Directions ::
Transcribe every record that appears below, exactly and in full.

Dataset rows ::
= = = =

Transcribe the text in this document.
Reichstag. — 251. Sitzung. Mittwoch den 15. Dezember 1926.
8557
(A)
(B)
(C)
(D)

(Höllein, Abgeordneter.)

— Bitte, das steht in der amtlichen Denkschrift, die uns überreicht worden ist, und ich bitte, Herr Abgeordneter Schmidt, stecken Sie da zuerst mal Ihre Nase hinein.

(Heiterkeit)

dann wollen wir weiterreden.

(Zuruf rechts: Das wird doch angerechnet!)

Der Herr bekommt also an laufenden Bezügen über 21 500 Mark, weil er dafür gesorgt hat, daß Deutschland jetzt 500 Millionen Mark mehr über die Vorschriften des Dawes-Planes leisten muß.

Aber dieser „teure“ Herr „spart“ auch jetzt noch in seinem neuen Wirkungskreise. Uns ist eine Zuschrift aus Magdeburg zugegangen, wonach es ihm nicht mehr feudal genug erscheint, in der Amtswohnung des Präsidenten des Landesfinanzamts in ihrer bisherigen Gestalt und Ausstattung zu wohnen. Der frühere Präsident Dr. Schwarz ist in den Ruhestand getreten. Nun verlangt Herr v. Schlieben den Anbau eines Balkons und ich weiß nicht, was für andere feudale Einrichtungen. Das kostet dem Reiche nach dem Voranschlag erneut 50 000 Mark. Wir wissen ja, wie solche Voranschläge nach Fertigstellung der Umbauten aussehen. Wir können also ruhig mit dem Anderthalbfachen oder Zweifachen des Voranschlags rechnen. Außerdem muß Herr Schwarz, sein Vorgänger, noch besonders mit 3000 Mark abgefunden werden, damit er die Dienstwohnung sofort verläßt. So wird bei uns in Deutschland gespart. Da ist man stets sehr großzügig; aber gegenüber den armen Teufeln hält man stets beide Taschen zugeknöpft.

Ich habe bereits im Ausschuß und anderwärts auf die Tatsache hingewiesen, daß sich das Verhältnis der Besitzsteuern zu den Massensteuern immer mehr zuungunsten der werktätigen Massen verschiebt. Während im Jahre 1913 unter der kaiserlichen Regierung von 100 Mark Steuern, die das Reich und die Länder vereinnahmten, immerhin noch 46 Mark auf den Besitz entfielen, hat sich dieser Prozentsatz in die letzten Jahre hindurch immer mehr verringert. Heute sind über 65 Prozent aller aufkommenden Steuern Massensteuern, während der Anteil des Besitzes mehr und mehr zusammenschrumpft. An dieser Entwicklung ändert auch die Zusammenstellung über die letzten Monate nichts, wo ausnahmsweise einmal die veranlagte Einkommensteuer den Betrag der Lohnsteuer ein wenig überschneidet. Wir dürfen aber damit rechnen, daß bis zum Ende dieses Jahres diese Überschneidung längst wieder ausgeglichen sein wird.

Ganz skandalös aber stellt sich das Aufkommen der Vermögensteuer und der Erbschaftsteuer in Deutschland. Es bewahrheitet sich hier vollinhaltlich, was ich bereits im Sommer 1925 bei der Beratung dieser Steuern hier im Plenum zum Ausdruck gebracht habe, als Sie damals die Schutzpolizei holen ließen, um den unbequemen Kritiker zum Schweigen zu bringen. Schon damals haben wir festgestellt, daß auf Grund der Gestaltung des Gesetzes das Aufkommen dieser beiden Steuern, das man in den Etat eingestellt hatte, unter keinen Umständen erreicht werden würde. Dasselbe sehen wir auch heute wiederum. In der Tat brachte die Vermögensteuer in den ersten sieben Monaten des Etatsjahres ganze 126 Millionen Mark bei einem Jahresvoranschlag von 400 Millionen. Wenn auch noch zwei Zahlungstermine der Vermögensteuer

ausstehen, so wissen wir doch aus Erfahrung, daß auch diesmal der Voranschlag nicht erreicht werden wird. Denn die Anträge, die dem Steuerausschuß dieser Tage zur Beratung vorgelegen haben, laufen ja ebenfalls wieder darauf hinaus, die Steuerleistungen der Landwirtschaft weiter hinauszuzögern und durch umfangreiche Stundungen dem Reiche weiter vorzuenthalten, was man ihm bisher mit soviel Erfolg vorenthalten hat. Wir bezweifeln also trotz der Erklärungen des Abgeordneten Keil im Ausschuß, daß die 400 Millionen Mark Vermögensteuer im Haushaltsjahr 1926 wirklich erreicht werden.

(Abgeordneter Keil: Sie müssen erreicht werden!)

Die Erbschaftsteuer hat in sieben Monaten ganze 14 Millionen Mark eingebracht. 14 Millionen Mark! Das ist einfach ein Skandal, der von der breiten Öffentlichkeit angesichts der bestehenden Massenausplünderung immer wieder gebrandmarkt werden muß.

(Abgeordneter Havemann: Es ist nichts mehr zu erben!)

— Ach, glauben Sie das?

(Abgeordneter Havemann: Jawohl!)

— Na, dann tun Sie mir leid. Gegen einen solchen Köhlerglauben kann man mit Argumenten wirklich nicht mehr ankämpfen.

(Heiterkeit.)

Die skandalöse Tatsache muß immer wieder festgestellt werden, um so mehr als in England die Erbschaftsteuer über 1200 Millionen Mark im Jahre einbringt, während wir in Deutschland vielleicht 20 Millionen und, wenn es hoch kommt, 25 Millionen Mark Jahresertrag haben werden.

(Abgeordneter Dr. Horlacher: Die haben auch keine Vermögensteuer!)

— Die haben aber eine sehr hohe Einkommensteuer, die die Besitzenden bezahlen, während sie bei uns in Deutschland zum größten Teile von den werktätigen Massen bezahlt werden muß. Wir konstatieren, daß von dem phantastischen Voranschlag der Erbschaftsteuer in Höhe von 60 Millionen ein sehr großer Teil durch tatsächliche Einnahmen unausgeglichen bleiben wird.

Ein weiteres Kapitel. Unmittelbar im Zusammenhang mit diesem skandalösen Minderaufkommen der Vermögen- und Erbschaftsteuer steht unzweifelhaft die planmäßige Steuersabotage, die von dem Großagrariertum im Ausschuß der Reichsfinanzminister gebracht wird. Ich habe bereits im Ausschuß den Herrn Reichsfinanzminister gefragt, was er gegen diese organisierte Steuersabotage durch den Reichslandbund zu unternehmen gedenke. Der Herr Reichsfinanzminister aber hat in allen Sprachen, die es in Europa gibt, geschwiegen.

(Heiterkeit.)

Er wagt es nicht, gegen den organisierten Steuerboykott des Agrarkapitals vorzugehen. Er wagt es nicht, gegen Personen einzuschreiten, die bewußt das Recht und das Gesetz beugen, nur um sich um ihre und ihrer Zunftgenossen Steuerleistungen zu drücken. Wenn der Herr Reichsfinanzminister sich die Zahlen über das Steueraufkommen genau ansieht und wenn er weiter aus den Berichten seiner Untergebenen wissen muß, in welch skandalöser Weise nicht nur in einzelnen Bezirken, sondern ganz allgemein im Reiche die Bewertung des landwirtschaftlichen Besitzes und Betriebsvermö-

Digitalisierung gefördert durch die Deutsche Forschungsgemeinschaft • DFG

= = = =

Complete answer ::
Transcribe the text in this document.
Reichstag. — 251. Sitzung. Mittwoch den 15. Dezember 1926.
8557
(A)
(B)
(C)
(D)

(Höllein, Abgeordneter.)

— Bitte, das steht in der amtlichen Denkschrift, die uns überreicht worden ist, und ich bitte, Herr Abgeordneter Schmidt, stecken Sie da zuerst mal Ihre Nase hinein.

(Heiterkeit)

dann wollen wir weiterreden.

(Zuruf rechts: Das wird doch angerechnet!)

Der Herr bekommt also an laufenden Bezügen über 21 500 Mark, weil er dafür gesorgt hat, daß Deutschland jetzt 500 Millionen Mark mehr über die Vorschriften des Dawes-Planes leisten muß.

Aber dieser „teure“ Herr „spart“ auch jetzt noch in seinem neuen Wirkungskreise. Uns ist eine Zuschrift aus Magdeburg zugegangen, wonach es ihm nicht mehr feudal genug erscheint, in der Amtswohnung des Präsidenten des Landesfinanzamts in ihrer bisherigen Gestalt und Ausstattung zu wohnen. Der frühere Präsident Dr. Schwarz ist in den Ruhestand getreten. Nun verlangt Herr v. Schlieben den Anbau eines Balkons und ich weiß nicht, was für andere feudale Einrichtungen. Das kostet dem Reiche nach dem Voranschlag erneut 50 000 Mark. Wir wissen ja, wie solche Voranschläge nach Fertigstellung der Umbauten aussehen. Wir können also ruhig mit dem Anderthalbfachen oder Zweifachen des Voranschlags rechnen. Außerdem muß Herr Schwarz, sein Vorgänger, noch besonders mit 3000 Mark abgefunden werden, damit er die Dienstwohnung sofort verläßt. So wird bei uns in Deutschland gespart. Da ist man stets sehr großzügig; aber gegenüber den armen Teufeln hält man stets beide Taschen zugeknöpft.

Ich habe bereits im Ausschuß und anderwärts auf die Tatsache hingewiesen, daß sich das Verhältnis der Besitzsteuern zu den Massensteuern immer mehr zuungunsten der werktätigen Massen verschiebt. Während im Jahre 1913 unter der kaiserlichen Regierung von 100 Mark Steuern, die das Reich und die Länder vereinnahmten, immerhin noch 46 Mark auf den Besitz entfielen, hat sich dieser Prozentsatz in die letzten Jahre hindurch immer mehr verringert. Heute sind über 65 Prozent aller aufkommenden Steuern Massensteuern, während der Anteil des Besitzes mehr und mehr zusammenschrumpft. An dieser Entwicklung ändert auch die Zusammenstellung über die letzten Monate nichts, wo ausnahmsweise einmal die veranlagte Einkommensteuer den Betrag der Lohnsteuer ein wenig überschneidet. Wir dürfen aber damit rechnen, daß bis zum Ende dieses Jahres diese Überschneidung längst wieder ausgeglichen sein wird.

Ganz skandalös aber stellt sich das Aufkommen der Vermögensteuer und der Erbschaftsteuer in Deutschland. Es bewahrheitet sich hier vollinhaltlich, was ich bereits im Sommer 1925 bei der Beratung dieser Steuern hier im Plenum zum Ausdruck gebracht habe, als Sie damals die Schutzpolizei holen ließen, um den unbequemen Kritiker zum Schweigen zu bringen. Schon damals haben wir festgestellt, daß auf Grund der Gestaltung des Gesetzes das Aufkommen dieser beiden Steuern, das man in den Etat eingestellt hatte, unter keinen Umständen erreicht werden würde. Dasselbe sehen wir auch heute wiederum. In der Tat brachte die Vermögensteuer in den ersten sieben Monaten des Etatsjahres ganze 126 Millionen Mark bei einem Jahresvoranschlag von 400 Millionen. Wenn auch noch zwei Zahlungstermine der Vermögensteuer

ausstehen, so wissen wir doch aus Erfahrung, daß auch diesmal der Voranschlag nicht erreicht werden wird. Denn die Anträge, die dem Steuerausschuß dieser Tage zur Beratung vorgelegen haben, laufen ja ebenfalls wieder darauf hinaus, die Steuerleistungen der Landwirtschaft weiter hinauszuzögern und durch umfangreiche Stundungen dem Reiche weiter vorzuenthalten, was man ihm bisher mit soviel Erfolg vorenthalten hat. Wir bezweifeln also trotz der Erklärungen des Abgeordneten Keil im Ausschuß, daß die 400 Millionen Mark Vermögensteuer im Haushaltsjahr 1926 wirklich erreicht werden.

(Abgeordneter Keil: Sie müssen erreicht werden!)

Die Erbschaftsteuer hat in sieben Monaten ganze 14 Millionen Mark eingebracht. 14 Millionen Mark! Das ist einfach ein Skandal, der von der breiten Öffentlichkeit angesichts der bestehenden Massenausplünderung immer wieder gebrandmarkt werden muß.

(Abgeordneter Havemann: Es ist nichts mehr zu erben!)

— Ach, glauben Sie das?

(Abgeordneter Havemann: Jawohl!)

— Na, dann tun Sie mir leid. Gegen einen solchen Köhlerglauben kann man mit Argumenten wirklich nicht mehr ankämpfen.

(Heiterkeit.)

Die skandalöse Tatsache muß immer wieder festgestellt werden, um so mehr als in England die Erbschaftsteuer über 1200 Millionen Mark im Jahre einbringt, während wir in Deutschland vielleicht 20 Millionen und, wenn es hoch kommt, 25 Millionen Mark Jahresertrag haben werden.

(Abgeordneter Dr. Horlacher: Die haben auch keine Vermögensteuer!)

— Die haben aber eine sehr hohe Einkommensteuer, die die Besitzenden bezahlen, während sie bei uns in Deutschland zum größten Teile von den werktätigen Massen bezahlt werden muß. Wir konstatieren, daß von dem phantastischen Voranschlag der Erbschaftsteuer in Höhe von 60 Millionen ein sehr großer Teil durch tatsächliche Einnahmen unausgeglichen bleiben wird.

Ein weiteres Kapitel. Unmittelbar im Zusammenhang mit diesem skandalösen Minderaufkommen der Vermögen- und Erbschaftsteuer steht unzweifelhaft die planmäßige Steuersabotage, die von dem Großagrariertum im Ausschuß der Reichsfinanzminister gebracht wird. Ich habe bereits im Ausschuß den Herrn Reichsfinanzminister gefragt, was er gegen diese organisierte Steuersabotage durch den Reichslandbund zu unternehmen gedenke. Der Herr Reichsfinanzminister aber hat in allen Sprachen, die es in Europa gibt, geschwiegen.

(Heiterkeit.)

Er wagt es nicht, gegen den organisierten Steuerboykott des Agrarkapitals vorzugehen. Er wagt es nicht, gegen Personen einzuschreiten, die bewußt das Recht und das Gesetz beugen, nur um sich um ihre und ihrer Zunftgenossen Steuerleistungen zu drücken. Wenn der Herr Reichsfinanzminister sich die Zahlen über das Steueraufkommen genau ansieht und wenn er weiter aus den Berichten seiner Untergebenen wissen muß, in welch skandalöser Weise nicht nur in einzelnen Bezirken, sondern ganz allgemein im Reiche die Bewertung des landwirtschaftlichen Besitzes und Betriebsvermö-

Digitalisierung gefördert durch die Deutsche Forschungsgemeinschaft • DFG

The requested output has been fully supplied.